Figure collection entries
════

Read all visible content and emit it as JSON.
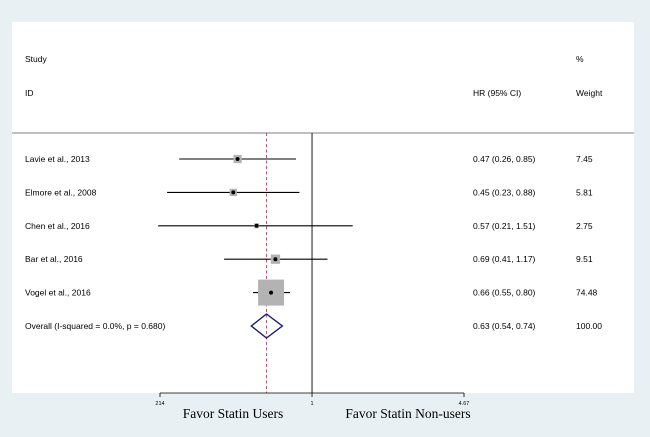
{
  "colors": {
    "outer_background": "#e9f0f3",
    "panel": "#ffffff",
    "line": "#000000",
    "null_line": "#000000",
    "overall_line": "#b5475e",
    "weight_box": "#b3b3b3",
    "diamond": "#1b1a6e"
  },
  "header": {
    "study_label": "Study",
    "id_label": "ID",
    "hr_label": "HR (95% CI)",
    "pct_label": "%",
    "weight_label": "Weight"
  },
  "axis": {
    "ticks": [
      "214",
      "1",
      "4.67"
    ],
    "left_caption": "Favor Statin Users",
    "right_caption": "Favor Statin Non-users"
  },
  "chart_data": {
    "type": "forest",
    "measure": "HR (95% CI)",
    "x_scale": "log",
    "x_range": [
      0.214,
      4.67
    ],
    "null_value": 1,
    "studies": [
      {
        "label": "Lavie et al., 2013",
        "hr": 0.47,
        "lo": 0.26,
        "hi": 0.85,
        "ci_text": "0.47 (0.26, 0.85)",
        "weight": 7.45,
        "weight_text": "7.45"
      },
      {
        "label": "Elmore et al., 2008",
        "hr": 0.45,
        "lo": 0.23,
        "hi": 0.88,
        "ci_text": "0.45 (0.23, 0.88)",
        "weight": 5.81,
        "weight_text": "5.81"
      },
      {
        "label": "Chen et al., 2016",
        "hr": 0.57,
        "lo": 0.21,
        "hi": 1.51,
        "ci_text": "0.57 (0.21, 1.51)",
        "weight": 2.75,
        "weight_text": "2.75"
      },
      {
        "label": "Bar et al., 2016",
        "hr": 0.69,
        "lo": 0.41,
        "hi": 1.17,
        "ci_text": "0.69 (0.41, 1.17)",
        "weight": 9.51,
        "weight_text": "9.51"
      },
      {
        "label": "Vogel et al., 2016",
        "hr": 0.66,
        "lo": 0.55,
        "hi": 0.8,
        "ci_text": "0.66 (0.55, 0.80)",
        "weight": 74.48,
        "weight_text": "74.48"
      }
    ],
    "overall": {
      "label": "Overall  (I-squared = 0.0%, p = 0.680)",
      "hr": 0.63,
      "lo": 0.54,
      "hi": 0.74,
      "ci_text": "0.63 (0.54, 0.74)",
      "weight_text": "100.00"
    }
  }
}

════

[Set task]
Search the entries for the word "Favor" and pick out every line that holds it.

[Correct response]
    "left_caption": "Favor Statin Users",
    "right_caption": "Favor Statin Non-users"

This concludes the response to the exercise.